-- BEGIN Given data --
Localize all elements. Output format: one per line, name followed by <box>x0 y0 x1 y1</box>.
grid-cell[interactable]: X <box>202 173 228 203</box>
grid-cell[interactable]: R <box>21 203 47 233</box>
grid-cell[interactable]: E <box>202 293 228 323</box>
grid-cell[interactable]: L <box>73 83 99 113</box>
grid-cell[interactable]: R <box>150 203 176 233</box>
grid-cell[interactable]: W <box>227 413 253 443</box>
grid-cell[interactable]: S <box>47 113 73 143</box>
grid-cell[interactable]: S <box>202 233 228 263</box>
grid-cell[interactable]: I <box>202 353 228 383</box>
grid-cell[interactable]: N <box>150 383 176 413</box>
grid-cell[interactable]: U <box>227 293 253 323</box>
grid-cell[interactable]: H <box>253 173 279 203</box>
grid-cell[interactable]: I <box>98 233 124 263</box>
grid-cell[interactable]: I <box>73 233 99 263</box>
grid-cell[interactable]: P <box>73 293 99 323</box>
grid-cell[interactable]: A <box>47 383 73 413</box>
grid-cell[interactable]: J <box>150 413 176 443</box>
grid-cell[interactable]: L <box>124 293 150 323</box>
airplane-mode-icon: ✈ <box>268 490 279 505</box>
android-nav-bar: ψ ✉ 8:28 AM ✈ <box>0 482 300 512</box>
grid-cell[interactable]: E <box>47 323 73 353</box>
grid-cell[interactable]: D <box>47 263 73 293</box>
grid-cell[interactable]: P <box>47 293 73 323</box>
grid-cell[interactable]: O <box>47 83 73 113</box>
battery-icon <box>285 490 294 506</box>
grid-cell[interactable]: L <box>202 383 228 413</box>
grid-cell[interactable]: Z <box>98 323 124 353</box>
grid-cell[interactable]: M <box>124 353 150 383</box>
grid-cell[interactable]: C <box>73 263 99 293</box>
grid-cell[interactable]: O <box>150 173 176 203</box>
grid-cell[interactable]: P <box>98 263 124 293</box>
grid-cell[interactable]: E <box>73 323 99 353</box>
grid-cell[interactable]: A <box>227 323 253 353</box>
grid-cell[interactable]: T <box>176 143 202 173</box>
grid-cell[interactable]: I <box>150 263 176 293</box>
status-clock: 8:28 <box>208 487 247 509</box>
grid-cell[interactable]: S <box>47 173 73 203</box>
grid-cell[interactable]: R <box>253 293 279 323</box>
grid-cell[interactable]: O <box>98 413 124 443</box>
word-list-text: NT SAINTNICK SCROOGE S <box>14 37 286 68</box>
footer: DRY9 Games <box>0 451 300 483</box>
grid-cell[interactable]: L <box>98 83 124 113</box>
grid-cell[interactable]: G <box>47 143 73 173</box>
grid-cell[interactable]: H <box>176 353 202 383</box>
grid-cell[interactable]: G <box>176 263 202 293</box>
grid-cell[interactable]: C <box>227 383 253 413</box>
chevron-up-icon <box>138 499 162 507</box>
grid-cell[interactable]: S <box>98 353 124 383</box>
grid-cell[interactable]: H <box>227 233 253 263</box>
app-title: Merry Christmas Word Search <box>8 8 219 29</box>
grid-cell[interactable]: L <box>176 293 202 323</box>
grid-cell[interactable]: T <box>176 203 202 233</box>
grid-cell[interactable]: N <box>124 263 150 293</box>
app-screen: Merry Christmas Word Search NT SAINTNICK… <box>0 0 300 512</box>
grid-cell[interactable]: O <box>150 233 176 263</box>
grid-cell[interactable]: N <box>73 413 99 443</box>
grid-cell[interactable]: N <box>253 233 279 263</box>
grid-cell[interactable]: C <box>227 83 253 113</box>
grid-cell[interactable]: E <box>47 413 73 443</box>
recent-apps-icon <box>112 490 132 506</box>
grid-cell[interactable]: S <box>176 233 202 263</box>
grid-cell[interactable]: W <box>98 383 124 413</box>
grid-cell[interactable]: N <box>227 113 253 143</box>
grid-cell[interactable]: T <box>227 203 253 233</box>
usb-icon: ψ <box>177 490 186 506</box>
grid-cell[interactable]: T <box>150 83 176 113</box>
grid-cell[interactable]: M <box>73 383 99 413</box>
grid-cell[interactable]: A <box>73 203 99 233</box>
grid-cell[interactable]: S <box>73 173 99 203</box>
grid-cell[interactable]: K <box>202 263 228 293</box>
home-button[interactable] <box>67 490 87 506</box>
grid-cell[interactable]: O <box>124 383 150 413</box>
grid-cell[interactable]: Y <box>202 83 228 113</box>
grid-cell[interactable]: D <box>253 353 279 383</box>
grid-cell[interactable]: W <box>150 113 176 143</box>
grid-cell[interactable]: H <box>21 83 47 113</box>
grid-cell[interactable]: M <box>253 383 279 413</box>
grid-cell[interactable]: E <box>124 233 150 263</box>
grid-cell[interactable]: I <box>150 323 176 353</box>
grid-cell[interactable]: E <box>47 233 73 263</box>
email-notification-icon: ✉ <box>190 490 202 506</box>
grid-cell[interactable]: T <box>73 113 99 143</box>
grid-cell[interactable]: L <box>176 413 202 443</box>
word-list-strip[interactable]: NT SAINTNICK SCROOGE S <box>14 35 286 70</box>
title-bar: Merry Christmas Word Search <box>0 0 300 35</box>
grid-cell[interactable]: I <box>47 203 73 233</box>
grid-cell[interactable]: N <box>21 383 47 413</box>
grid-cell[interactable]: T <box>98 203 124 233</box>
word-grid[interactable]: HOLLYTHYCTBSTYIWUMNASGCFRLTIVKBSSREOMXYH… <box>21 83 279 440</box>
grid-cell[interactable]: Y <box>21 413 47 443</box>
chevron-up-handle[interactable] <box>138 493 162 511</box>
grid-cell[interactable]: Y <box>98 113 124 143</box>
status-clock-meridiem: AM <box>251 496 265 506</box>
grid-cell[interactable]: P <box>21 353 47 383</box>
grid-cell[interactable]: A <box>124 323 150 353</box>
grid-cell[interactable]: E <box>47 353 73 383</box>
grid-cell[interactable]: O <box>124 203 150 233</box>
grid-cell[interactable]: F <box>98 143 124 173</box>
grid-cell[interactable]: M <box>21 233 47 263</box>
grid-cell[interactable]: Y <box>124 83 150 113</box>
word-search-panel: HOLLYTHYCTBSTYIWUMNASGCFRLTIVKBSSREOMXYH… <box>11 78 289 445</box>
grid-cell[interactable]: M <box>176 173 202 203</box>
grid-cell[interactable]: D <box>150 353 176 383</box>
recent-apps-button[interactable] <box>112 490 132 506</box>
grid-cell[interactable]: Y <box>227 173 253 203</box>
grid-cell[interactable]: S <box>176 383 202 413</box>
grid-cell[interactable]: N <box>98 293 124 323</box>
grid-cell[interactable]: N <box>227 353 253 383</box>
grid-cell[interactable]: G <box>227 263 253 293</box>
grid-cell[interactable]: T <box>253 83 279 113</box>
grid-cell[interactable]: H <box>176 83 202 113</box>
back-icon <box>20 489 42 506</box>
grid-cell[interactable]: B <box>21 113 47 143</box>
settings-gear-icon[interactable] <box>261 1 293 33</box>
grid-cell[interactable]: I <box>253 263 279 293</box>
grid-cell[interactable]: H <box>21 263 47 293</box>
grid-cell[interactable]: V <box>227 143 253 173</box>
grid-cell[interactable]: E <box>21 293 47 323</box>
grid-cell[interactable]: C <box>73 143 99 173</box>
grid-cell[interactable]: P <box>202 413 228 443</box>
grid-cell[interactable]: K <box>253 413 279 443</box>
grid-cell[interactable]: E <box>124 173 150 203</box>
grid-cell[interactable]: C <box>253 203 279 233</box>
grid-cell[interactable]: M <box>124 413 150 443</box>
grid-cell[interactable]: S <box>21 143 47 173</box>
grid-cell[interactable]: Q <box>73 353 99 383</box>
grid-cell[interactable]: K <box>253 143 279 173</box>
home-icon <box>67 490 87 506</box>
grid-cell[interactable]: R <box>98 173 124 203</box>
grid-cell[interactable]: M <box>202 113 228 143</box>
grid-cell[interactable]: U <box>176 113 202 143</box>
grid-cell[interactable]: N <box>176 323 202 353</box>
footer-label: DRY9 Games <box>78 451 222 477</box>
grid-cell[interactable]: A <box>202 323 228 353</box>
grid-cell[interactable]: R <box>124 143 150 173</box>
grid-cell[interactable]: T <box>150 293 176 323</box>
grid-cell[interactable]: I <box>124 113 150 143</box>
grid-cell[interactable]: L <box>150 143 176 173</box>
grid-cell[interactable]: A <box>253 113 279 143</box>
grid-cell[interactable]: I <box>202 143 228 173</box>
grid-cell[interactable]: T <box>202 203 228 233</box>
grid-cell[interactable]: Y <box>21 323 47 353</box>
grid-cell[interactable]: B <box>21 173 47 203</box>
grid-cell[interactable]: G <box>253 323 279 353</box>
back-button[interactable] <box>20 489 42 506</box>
-- END Given data --
Your instructions – Please quote the lines above, starting at the very first one and ending at the line that contains "grid-cell[interactable]: Z <box>98", with both ends included.

Solution below –
Localize all elements. Output format: one per line, name followed by <box>x0 y0 x1 y1</box>.
grid-cell[interactable]: X <box>202 173 228 203</box>
grid-cell[interactable]: R <box>21 203 47 233</box>
grid-cell[interactable]: E <box>202 293 228 323</box>
grid-cell[interactable]: L <box>73 83 99 113</box>
grid-cell[interactable]: R <box>150 203 176 233</box>
grid-cell[interactable]: W <box>227 413 253 443</box>
grid-cell[interactable]: S <box>47 113 73 143</box>
grid-cell[interactable]: S <box>202 233 228 263</box>
grid-cell[interactable]: I <box>202 353 228 383</box>
grid-cell[interactable]: N <box>150 383 176 413</box>
grid-cell[interactable]: U <box>227 293 253 323</box>
grid-cell[interactable]: H <box>253 173 279 203</box>
grid-cell[interactable]: I <box>98 233 124 263</box>
grid-cell[interactable]: I <box>73 233 99 263</box>
grid-cell[interactable]: P <box>73 293 99 323</box>
grid-cell[interactable]: A <box>47 383 73 413</box>
grid-cell[interactable]: J <box>150 413 176 443</box>
grid-cell[interactable]: L <box>124 293 150 323</box>
airplane-mode-icon: ✈ <box>268 490 279 505</box>
android-nav-bar: ψ ✉ 8:28 AM ✈ <box>0 482 300 512</box>
grid-cell[interactable]: E <box>47 323 73 353</box>
grid-cell[interactable]: D <box>47 263 73 293</box>
grid-cell[interactable]: P <box>47 293 73 323</box>
grid-cell[interactable]: O <box>47 83 73 113</box>
battery-icon <box>285 490 294 506</box>
grid-cell[interactable]: L <box>202 383 228 413</box>
grid-cell[interactable]: Z <box>98 323 124 353</box>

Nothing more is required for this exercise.